#### Exercise objective
Return the data exactly, with all pictures removed.

#### Data for this exercise
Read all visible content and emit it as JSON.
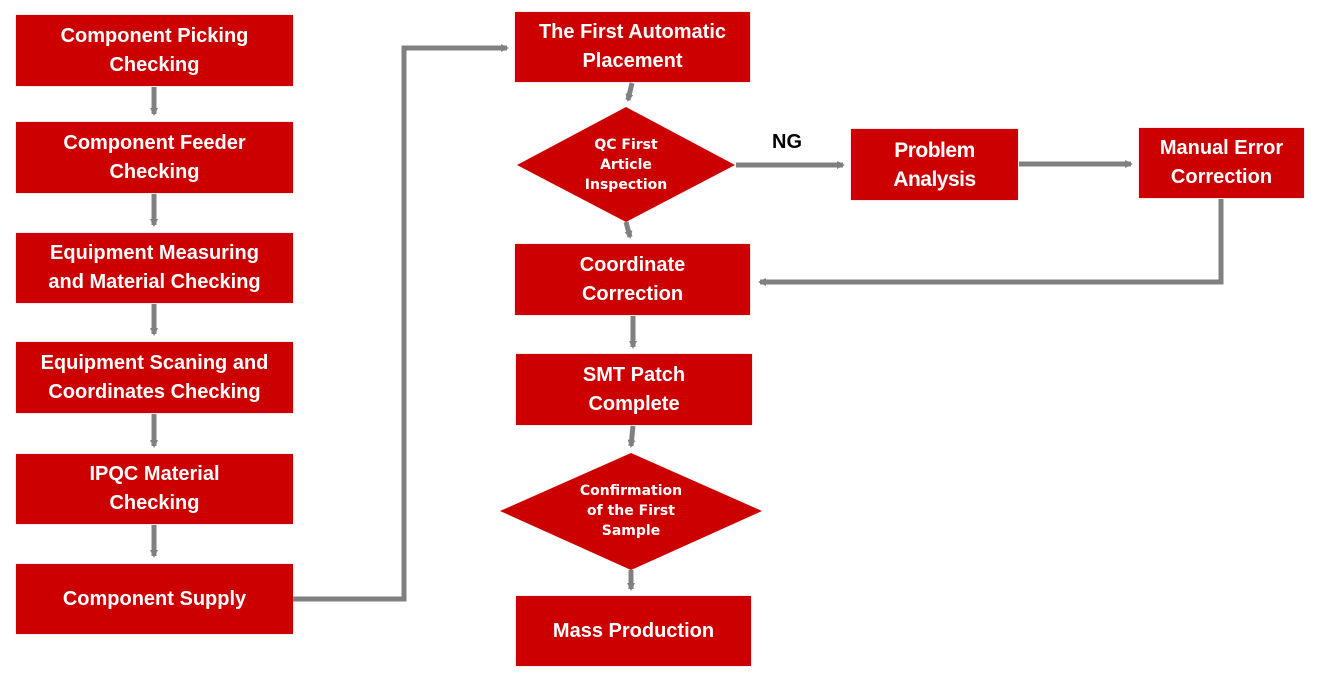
{
  "colors": {
    "node": "#cc0000",
    "connector": "#808080",
    "text": "#ffffff",
    "label": "#000000"
  },
  "left_column": [
    {
      "id": "component-picking-checking",
      "label": "Component Picking\nChecking"
    },
    {
      "id": "component-feeder-checking",
      "label": "Component Feeder\nChecking"
    },
    {
      "id": "equipment-measuring",
      "label": "Equipment Measuring\nand Material Checking"
    },
    {
      "id": "equipment-scaning",
      "label": "Equipment Scaning and\nCoordinates Checking"
    },
    {
      "id": "ipqc-material-checking",
      "label": "IPQC Material\nChecking"
    },
    {
      "id": "component-supply",
      "label": "Component Supply"
    }
  ],
  "center_column": {
    "first_placement": "The First Automatic\nPlacement",
    "qc_decision": "QC First\nArticle\nInspection",
    "coordinate_correction": "Coordinate\nCorrection",
    "smt_patch": "SMT Patch\nComplete",
    "confirmation_decision": "Confirmation\nof the First\nSample",
    "mass_production": "Mass Production"
  },
  "right_branch": {
    "ng_label": "NG",
    "problem_analysis": "Problem\nAnalysis",
    "manual_error_correction": "Manual Error\nCorrection"
  }
}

#### Result of the exercise
Read all visible content and emit it as JSON.
{
  "colors": {
    "node": "#cc0000",
    "connector": "#808080",
    "text": "#ffffff",
    "label": "#000000"
  },
  "left_column": [
    {
      "id": "component-picking-checking",
      "label": "Component Picking\nChecking"
    },
    {
      "id": "component-feeder-checking",
      "label": "Component Feeder\nChecking"
    },
    {
      "id": "equipment-measuring",
      "label": "Equipment Measuring\nand Material Checking"
    },
    {
      "id": "equipment-scaning",
      "label": "Equipment Scaning and\nCoordinates Checking"
    },
    {
      "id": "ipqc-material-checking",
      "label": "IPQC Material\nChecking"
    },
    {
      "id": "component-supply",
      "label": "Component Supply"
    }
  ],
  "center_column": {
    "first_placement": "The First Automatic\nPlacement",
    "qc_decision": "QC First\nArticle\nInspection",
    "coordinate_correction": "Coordinate\nCorrection",
    "smt_patch": "SMT Patch\nComplete",
    "confirmation_decision": "Confirmation\nof the First\nSample",
    "mass_production": "Mass Production"
  },
  "right_branch": {
    "ng_label": "NG",
    "problem_analysis": "Problem\nAnalysis",
    "manual_error_correction": "Manual Error\nCorrection"
  }
}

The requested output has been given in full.